Stored items:
####################

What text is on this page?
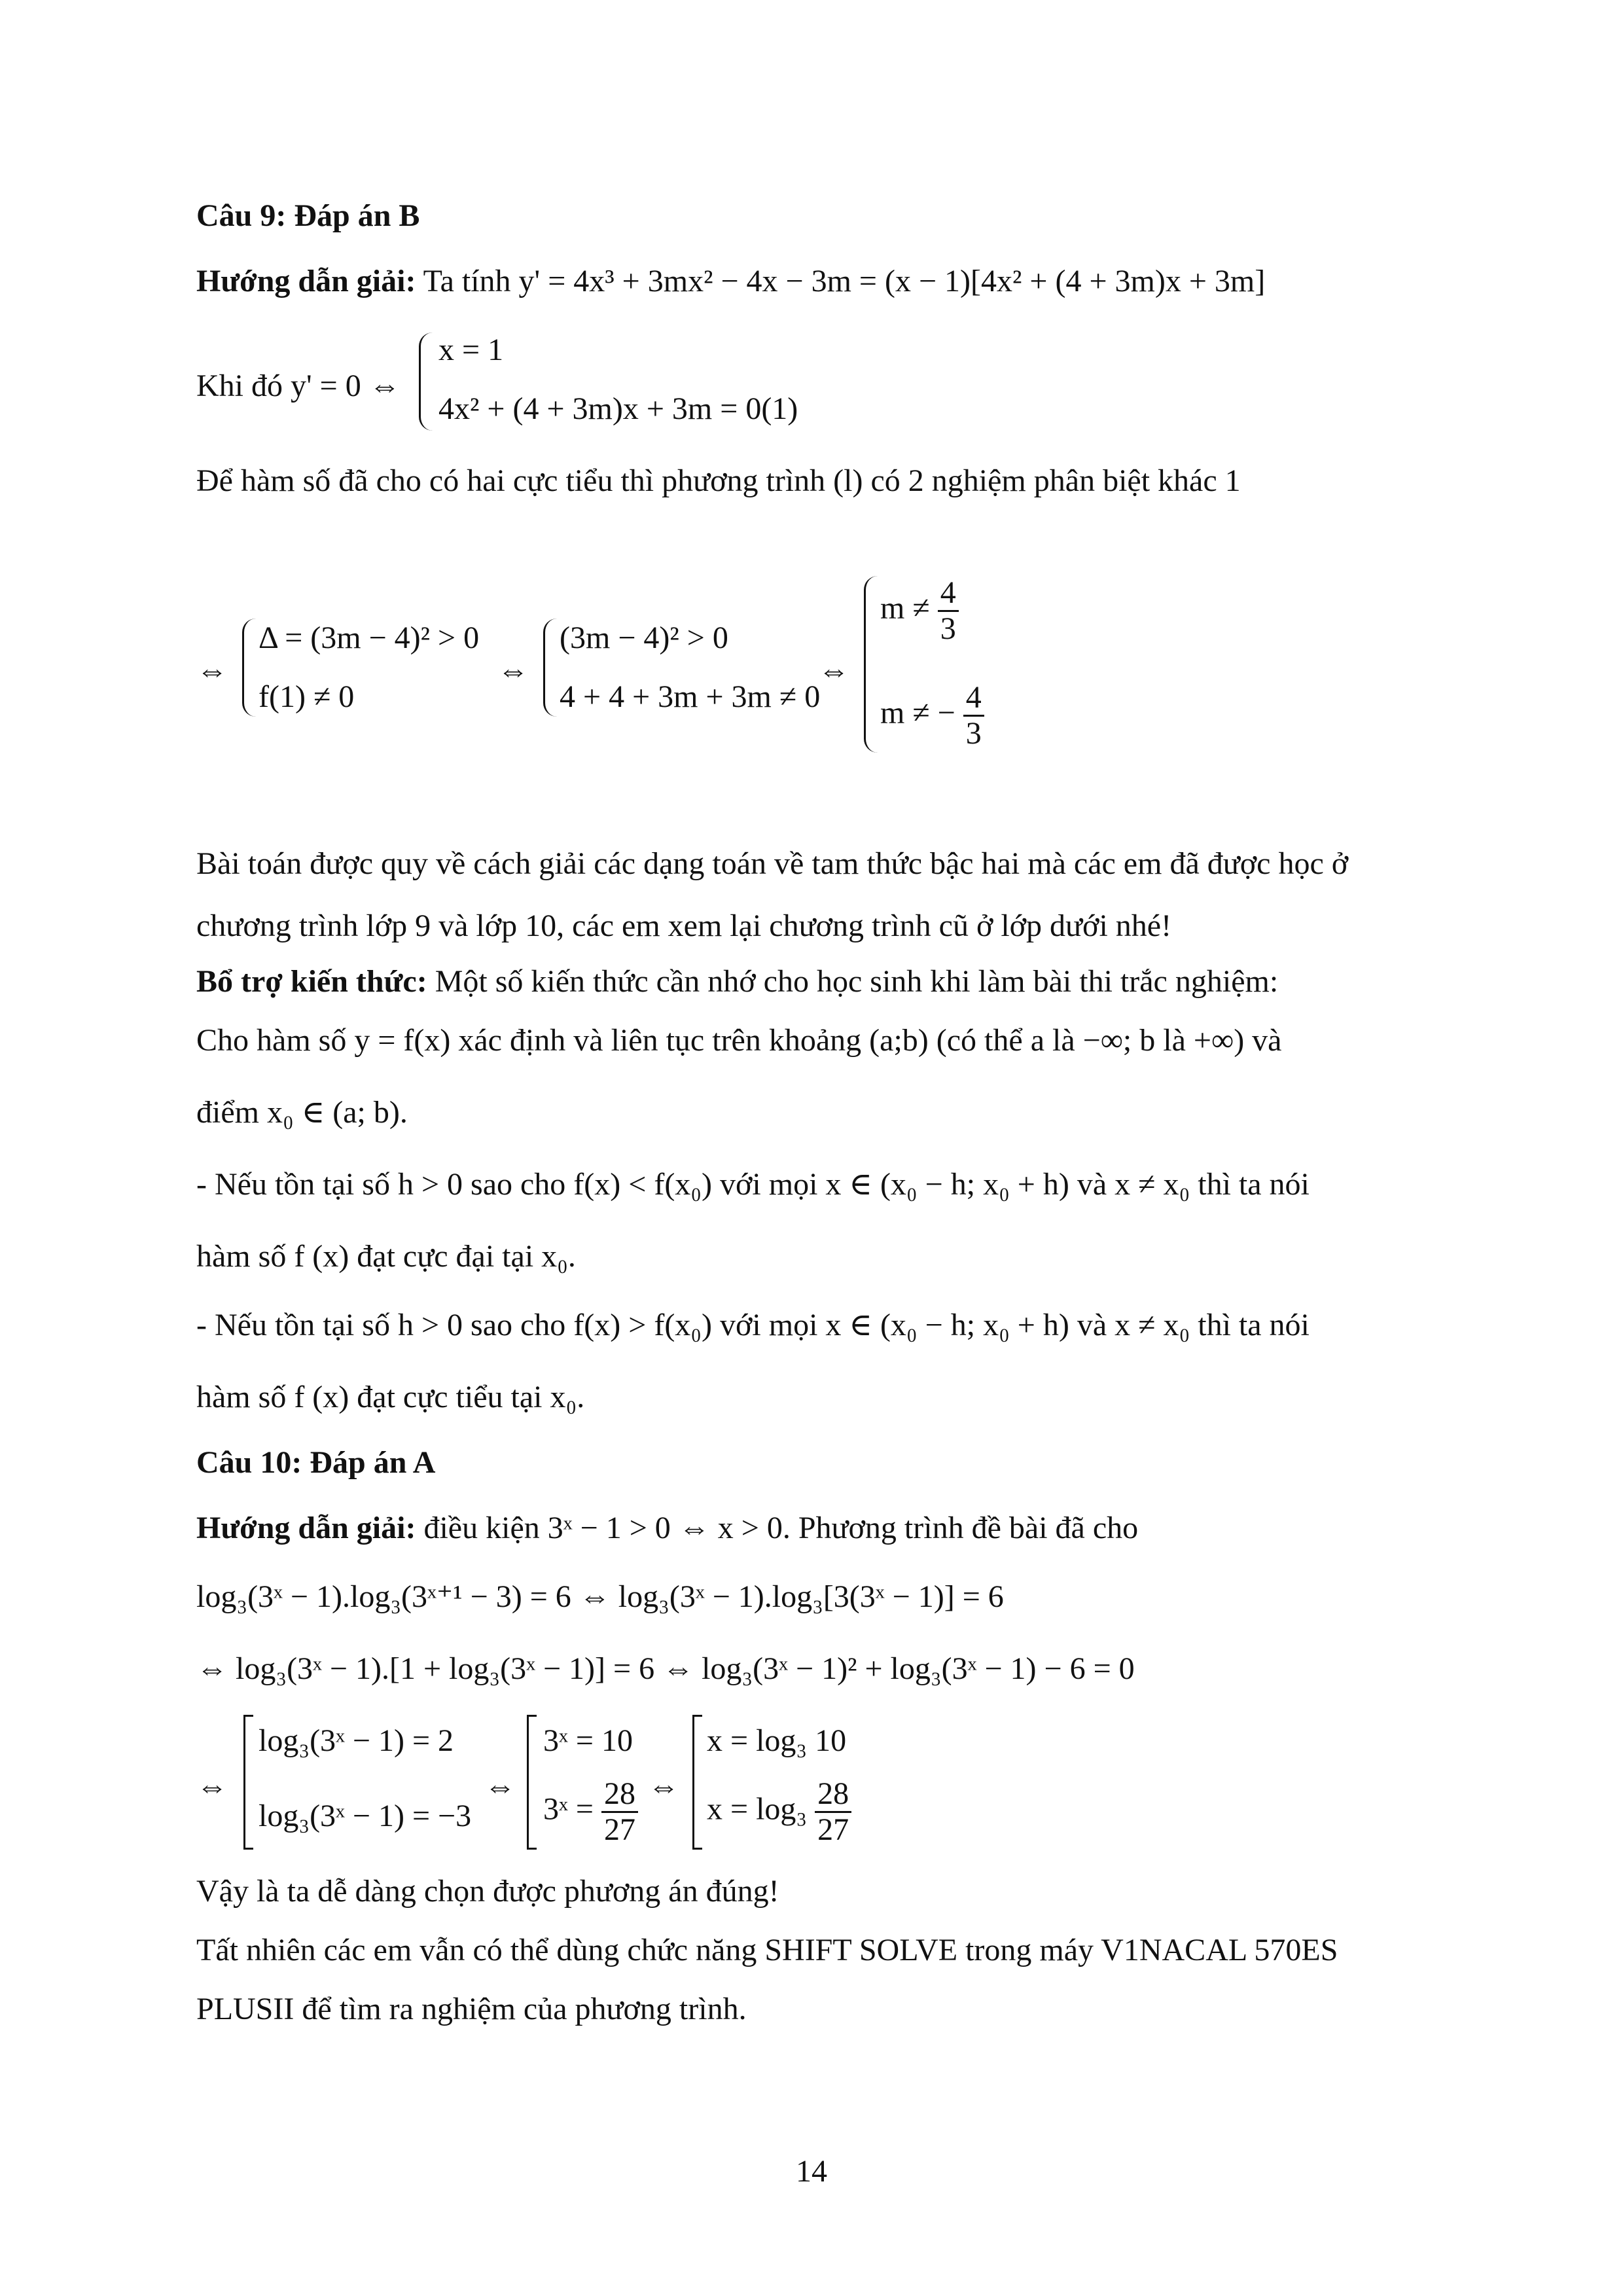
Câu 9: Đáp án B
Hướng dẫn giải: Ta tính y' = 4x³ + 3mx² − 4x − 3m = (x − 1)[4x² + (4 + 3m)x + 3m]
Khi đó y' = 0 ⇔
x = 1
4x² + (4 + 3m)x + 3m = 0(1)
Để hàm số đã cho có hai cực tiểu thì phương trình (l) có 2 nghiệm phân biệt khác 1
⇔
Δ = (3m − 4)² > 0
f(1) ≠ 0
⇔
(3m − 4)² > 0
4 + 4 + 3m + 3m ≠ 0
⇔
$m \ne \frac{4}{3}$
m ≠ − $\frac{4}{3}$
Bài toán được quy về cách giải các dạng toán về tam thức bậc hai mà các em đã được học ở
chương trình lớp 9 và lớp 10, các em xem lại chương trình cũ ở lớp dưới nhé!
Bổ trợ kiến thức: Một số kiến thức cần nhớ cho học sinh khi làm bài thi trắc nghiệm:
Cho hàm số y = f(x) xác định và liên tục trên khoảng (a;b) (có thể a là −∞; b là +∞) và
điểm x₀ ∈ (a; b).
- Nếu tồn tại số h > 0 sao cho f(x) < f(x₀) với mọi x ∈ (x₀ − h; x₀ + h) và x ≠ x₀ thì ta nói
hàm số f (x) đạt cực đại tại x₀.
- Nếu tồn tại số h > 0 sao cho f(x) > f(x₀) với mọi x ∈ (x₀ − h; x₀ + h) và x ≠ x₀ thì ta nói
hàm số f (x) đạt cực tiểu tại x₀.
Câu 10: Đáp án A
Hướng dẫn giải: điều kiện 3ˣ − 1 > 0 ⇔ x > 0. Phương trình đề bài đã cho
log₃(3ˣ − 1).log₃(3ˣ⁺¹ − 3) = 6 ⇔ log₃(3ˣ − 1).log₃[3(3ˣ − 1)] = 6
⇔ log₃(3ˣ − 1).[1 + log₃(3ˣ − 1)] = 6 ⇔ log₃(3ˣ − 1)² + log₃(3ˣ − 1) − 6 = 0
⇔
log₃(3ˣ − 1) = 2
log₃(3ˣ − 1) = −3
⇔
3ˣ = 10
3ˣ = $\frac{28}{27}$ ⇔
x = log₃ 10
$x = \log_3 \frac{28}{27}$
Vậy là ta dễ dàng chọn được phương án đúng!
Tất nhiên các em vẫn có thể dùng chức năng SHIFT SOLVE trong máy V1NACAL 570ES
PLUSII để tìm ra nghiệm của phương trình.
14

####################

Work to complete | Transcribe the records above exactly, leaving out every picture.

Task answer |
What text is on this page?
Câu 9: Đáp án B
Hướng dẫn giải: Ta tính y' = 4x³ + 3mx² − 4x − 3m = (x − 1)[4x² + (4 + 3m)x + 3m]
Khi đó y' = 0 ⇔
x = 1
4x² + (4 + 3m)x + 3m = 0(1)
Để hàm số đã cho có hai cực tiểu thì phương trình (l) có 2 nghiệm phân biệt khác 1
⇔
Δ = (3m − 4)² > 0
f(1) ≠ 0
⇔
(3m − 4)² > 0
4 + 4 + 3m + 3m ≠ 0
⇔
$m \ne \frac{4}{3}$
m ≠ − $\frac{4}{3}$
Bài toán được quy về cách giải các dạng toán về tam thức bậc hai mà các em đã được học ở
chương trình lớp 9 và lớp 10, các em xem lại chương trình cũ ở lớp dưới nhé!
Bổ trợ kiến thức: Một số kiến thức cần nhớ cho học sinh khi làm bài thi trắc nghiệm:
Cho hàm số y = f(x) xác định và liên tục trên khoảng (a;b) (có thể a là −∞; b là +∞) và
điểm x₀ ∈ (a; b).
- Nếu tồn tại số h > 0 sao cho f(x) < f(x₀) với mọi x ∈ (x₀ − h; x₀ + h) và x ≠ x₀ thì ta nói
hàm số f (x) đạt cực đại tại x₀.
- Nếu tồn tại số h > 0 sao cho f(x) > f(x₀) với mọi x ∈ (x₀ − h; x₀ + h) và x ≠ x₀ thì ta nói
hàm số f (x) đạt cực tiểu tại x₀.
Câu 10: Đáp án A
Hướng dẫn giải: điều kiện 3ˣ − 1 > 0 ⇔ x > 0. Phương trình đề bài đã cho
log₃(3ˣ − 1).log₃(3ˣ⁺¹ − 3) = 6 ⇔ log₃(3ˣ − 1).log₃[3(3ˣ − 1)] = 6
⇔ log₃(3ˣ − 1).[1 + log₃(3ˣ − 1)] = 6 ⇔ log₃(3ˣ − 1)² + log₃(3ˣ − 1) − 6 = 0
⇔
log₃(3ˣ − 1) = 2
log₃(3ˣ − 1) = −3
⇔
3ˣ = 10
3ˣ = $\frac{28}{27}$ ⇔
x = log₃ 10
$x = \log_3 \frac{28}{27}$
Vậy là ta dễ dàng chọn được phương án đúng!
Tất nhiên các em vẫn có thể dùng chức năng SHIFT SOLVE trong máy V1NACAL 570ES
PLUSII để tìm ra nghiệm của phương trình.
14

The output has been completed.